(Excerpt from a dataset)
▽
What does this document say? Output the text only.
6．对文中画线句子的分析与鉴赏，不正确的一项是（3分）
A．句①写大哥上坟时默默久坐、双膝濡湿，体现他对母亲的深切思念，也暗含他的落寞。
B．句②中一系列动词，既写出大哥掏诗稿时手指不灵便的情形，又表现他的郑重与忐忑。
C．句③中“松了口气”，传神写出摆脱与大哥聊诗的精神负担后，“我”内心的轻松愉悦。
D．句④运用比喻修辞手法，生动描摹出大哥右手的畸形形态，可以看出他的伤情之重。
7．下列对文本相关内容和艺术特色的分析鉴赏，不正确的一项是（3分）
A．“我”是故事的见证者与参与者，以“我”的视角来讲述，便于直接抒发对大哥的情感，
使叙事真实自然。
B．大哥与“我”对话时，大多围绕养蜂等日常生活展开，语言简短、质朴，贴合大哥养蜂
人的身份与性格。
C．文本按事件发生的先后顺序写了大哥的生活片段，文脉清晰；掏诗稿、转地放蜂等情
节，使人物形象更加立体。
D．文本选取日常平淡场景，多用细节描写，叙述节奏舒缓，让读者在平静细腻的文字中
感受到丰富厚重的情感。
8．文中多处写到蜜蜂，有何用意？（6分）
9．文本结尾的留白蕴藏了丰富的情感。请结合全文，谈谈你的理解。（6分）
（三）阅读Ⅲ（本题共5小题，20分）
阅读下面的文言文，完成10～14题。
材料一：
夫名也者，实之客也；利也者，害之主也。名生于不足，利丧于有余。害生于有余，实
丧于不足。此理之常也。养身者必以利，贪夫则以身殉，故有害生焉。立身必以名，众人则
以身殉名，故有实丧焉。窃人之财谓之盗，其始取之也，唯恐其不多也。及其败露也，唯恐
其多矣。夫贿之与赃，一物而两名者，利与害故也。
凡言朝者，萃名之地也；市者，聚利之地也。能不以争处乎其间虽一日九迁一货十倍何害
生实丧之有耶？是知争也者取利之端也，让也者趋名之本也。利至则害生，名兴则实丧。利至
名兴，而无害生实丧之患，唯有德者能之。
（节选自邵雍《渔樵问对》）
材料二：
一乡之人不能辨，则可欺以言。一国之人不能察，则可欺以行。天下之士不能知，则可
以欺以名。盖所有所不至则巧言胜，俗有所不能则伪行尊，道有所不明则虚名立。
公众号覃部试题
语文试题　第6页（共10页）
△
All of the data needs to be reproduced exactly, with no line missing.

ANSWER TO THE EXERCISE:
What does this document say? Output the text only.
6．对文中画线句子的分析与鉴赏，不正确的一项是（3分）
A．句①写大哥上坟时默默久坐、双膝濡湿，体现他对母亲的深切思念，也暗含他的落寞。
B．句②中一系列动词，既写出大哥掏诗稿时手指不灵便的情形，又表现他的郑重与忐忑。
C．句③中“松了口气”，传神写出摆脱与大哥聊诗的精神负担后，“我”内心的轻松愉悦。
D．句④运用比喻修辞手法，生动描摹出大哥右手的畸形形态，可以看出他的伤情之重。
7．下列对文本相关内容和艺术特色的分析鉴赏，不正确的一项是（3分）
A．“我”是故事的见证者与参与者，以“我”的视角来讲述，便于直接抒发对大哥的情感，
使叙事真实自然。
B．大哥与“我”对话时，大多围绕养蜂等日常生活展开，语言简短、质朴，贴合大哥养蜂
人的身份与性格。
C．文本按事件发生的先后顺序写了大哥的生活片段，文脉清晰；掏诗稿、转地放蜂等情
节，使人物形象更加立体。
D．文本选取日常平淡场景，多用细节描写，叙述节奏舒缓，让读者在平静细腻的文字中
感受到丰富厚重的情感。
8．文中多处写到蜜蜂，有何用意？（6分）
9．文本结尾的留白蕴藏了丰富的情感。请结合全文，谈谈你的理解。（6分）
（三）阅读Ⅲ（本题共5小题，20分）
阅读下面的文言文，完成10～14题。
材料一：
夫名也者，实之客也；利也者，害之主也。名生于不足，利丧于有余。害生于有余，实
丧于不足。此理之常也。养身者必以利，贪夫则以身殉，故有害生焉。立身必以名，众人则
以身殉名，故有实丧焉。窃人之财谓之盗，其始取之也，唯恐其不多也。及其败露也，唯恐
其多矣。夫贿之与赃，一物而两名者，利与害故也。
凡言朝者，萃名之地也；市者，聚利之地也。能不以争处乎其间虽一日九迁一货十倍何害
生实丧之有耶？是知争也者取利之端也，让也者趋名之本也。利至则害生，名兴则实丧。利至
名兴，而无害生实丧之患，唯有德者能之。
（节选自邵雍《渔樵问对》）
材料二：
一乡之人不能辨，则可欺以言。一国之人不能察，则可欺以行。天下之士不能知，则可
以欺以名。盖所有所不至则巧言胜，俗有所不能则伪行尊，道有所不明则虚名立。
公众号覃部试题
语文试题　第6页（共10页）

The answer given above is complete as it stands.